** Start GIVEN RECORDS **

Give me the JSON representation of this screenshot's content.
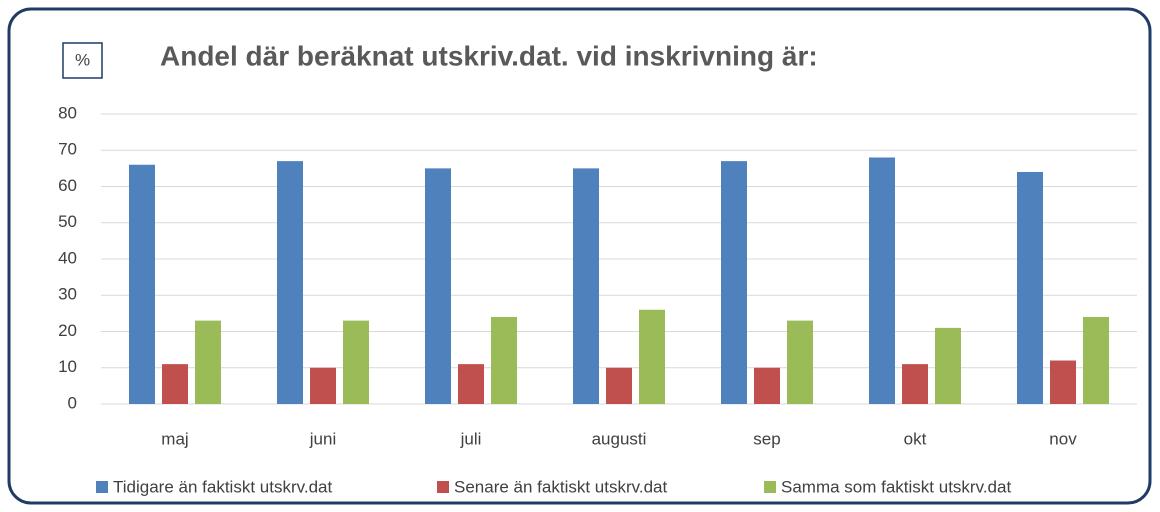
{
  "chart_data": {
    "type": "bar",
    "title": "Andel där beräknat utskriv.dat. vid inskrivning är:",
    "y_label": "%",
    "categories": [
      "maj",
      "juni",
      "juli",
      "augusti",
      "sep",
      "okt",
      "nov"
    ],
    "series": [
      {
        "name": "Tidigare än faktiskt utskrv.dat",
        "color": "#4f81bd",
        "values": [
          66,
          67,
          65,
          65,
          67,
          68,
          64
        ]
      },
      {
        "name": "Senare än faktiskt utskrv.dat",
        "color": "#c0504d",
        "values": [
          11,
          10,
          11,
          10,
          10,
          11,
          12
        ]
      },
      {
        "name": "Samma som faktiskt utskrv.dat",
        "color": "#9bbb59",
        "values": [
          23,
          23,
          24,
          26,
          23,
          21,
          24
        ]
      }
    ],
    "ylim": [
      0,
      80
    ],
    "yticks": [
      0,
      10,
      20,
      30,
      40,
      50,
      60,
      70,
      80
    ],
    "grid": true,
    "legend": "bottom"
  }
}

** End GIVEN RECORDS **

▶ [PROBLEM DETAILS]:
Locate and copy each line in the data above that includes the word "name".

▶ [OUTPUT FOR THIS EXERCISE]:
        "name": "Tidigare än faktiskt utskrv.dat",
        "name": "Senare än faktiskt utskrv.dat",
        "name": "Samma som faktiskt utskrv.dat",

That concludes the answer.